What you should do
Read the data and repeat it in full, exactly.

Excerpted records
■ ■ ■
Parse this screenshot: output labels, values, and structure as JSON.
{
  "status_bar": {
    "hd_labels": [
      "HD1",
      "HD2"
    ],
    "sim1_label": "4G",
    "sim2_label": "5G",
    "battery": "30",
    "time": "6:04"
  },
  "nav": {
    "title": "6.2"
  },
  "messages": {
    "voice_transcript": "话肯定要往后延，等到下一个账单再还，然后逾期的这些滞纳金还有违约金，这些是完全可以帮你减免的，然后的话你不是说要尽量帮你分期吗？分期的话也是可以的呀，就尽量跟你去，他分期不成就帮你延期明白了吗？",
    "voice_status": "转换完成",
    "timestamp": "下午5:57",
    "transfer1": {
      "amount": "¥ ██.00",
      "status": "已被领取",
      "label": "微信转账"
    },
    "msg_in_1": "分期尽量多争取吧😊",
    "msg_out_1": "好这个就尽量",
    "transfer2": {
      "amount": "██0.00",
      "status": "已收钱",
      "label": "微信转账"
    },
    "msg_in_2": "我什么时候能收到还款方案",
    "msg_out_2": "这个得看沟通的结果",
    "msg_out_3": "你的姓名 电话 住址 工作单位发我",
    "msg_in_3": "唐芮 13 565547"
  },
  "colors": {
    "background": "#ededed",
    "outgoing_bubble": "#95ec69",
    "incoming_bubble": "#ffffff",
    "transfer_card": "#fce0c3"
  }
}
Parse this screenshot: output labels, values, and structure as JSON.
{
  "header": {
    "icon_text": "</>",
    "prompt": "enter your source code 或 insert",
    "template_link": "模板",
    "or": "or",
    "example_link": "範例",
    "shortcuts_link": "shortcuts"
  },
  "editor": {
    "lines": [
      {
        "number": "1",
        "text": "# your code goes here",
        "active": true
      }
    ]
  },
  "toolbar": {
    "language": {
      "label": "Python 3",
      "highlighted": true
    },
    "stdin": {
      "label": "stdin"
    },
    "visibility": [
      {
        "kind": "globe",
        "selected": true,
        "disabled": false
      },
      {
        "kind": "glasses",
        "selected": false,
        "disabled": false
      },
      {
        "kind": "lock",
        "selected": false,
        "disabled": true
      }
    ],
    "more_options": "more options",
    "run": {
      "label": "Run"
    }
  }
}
■ ■ ■
Finished task
Parse this screenshot: output labels, values, and structure as JSON.
{
  "status_bar": {
    "hd_labels": [
      "HD1",
      "HD2"
    ],
    "sim1_label": "4G",
    "sim2_label": "5G",
    "battery": "30",
    "time": "6:04"
  },
  "nav": {
    "title": "6.2"
  },
  "messages": {
    "voice_transcript": "话肯定要往后延，等到下一个账单再还，然后逾期的这些滞纳金还有违约金，这些是完全可以帮你减免的，然后的话你不是说要尽量帮你分期吗？分期的话也是可以的呀，就尽量跟你去，他分期不成就帮你延期明白了吗？",
    "voice_status": "转换完成",
    "timestamp": "下午5:57",
    "transfer1": {
      "amount": "¥ ██.00",
      "status": "已被领取",
      "label": "微信转账"
    },
    "msg_in_1": "分期尽量多争取吧😊",
    "msg_out_1": "好这个就尽量",
    "transfer2": {
      "amount": "██0.00",
      "status": "已收钱",
      "label": "微信转账"
    },
    "msg_in_2": "我什么时候能收到还款方案",
    "msg_out_2": "这个得看沟通的结果",
    "msg_out_3": "你的姓名 电话 住址 工作单位发我",
    "msg_in_3": "唐芮 13 565547"
  },
  "colors": {
    "background": "#ededed",
    "outgoing_bubble": "#95ec69",
    "incoming_bubble": "#ffffff",
    "transfer_card": "#fce0c3"
  }
}
Parse this screenshot: output labels, values, and structure as JSON.
{
  "header": {
    "icon_text": "</>",
    "prompt": "enter your source code 或 insert",
    "template_link": "模板",
    "or": "or",
    "example_link": "範例",
    "shortcuts_link": "shortcuts"
  },
  "editor": {
    "lines": [
      {
        "number": "1",
        "text": "# your code goes here",
        "active": true
      }
    ]
  },
  "toolbar": {
    "language": {
      "label": "Python 3",
      "highlighted": true
    },
    "stdin": {
      "label": "stdin"
    },
    "visibility": [
      {
        "kind": "globe",
        "selected": true,
        "disabled": false
      },
      {
        "kind": "glasses",
        "selected": false,
        "disabled": false
      },
      {
        "kind": "lock",
        "selected": false,
        "disabled": true
      }
    ],
    "more_options": "more options",
    "run": {
      "label": "Run"
    }
  }
}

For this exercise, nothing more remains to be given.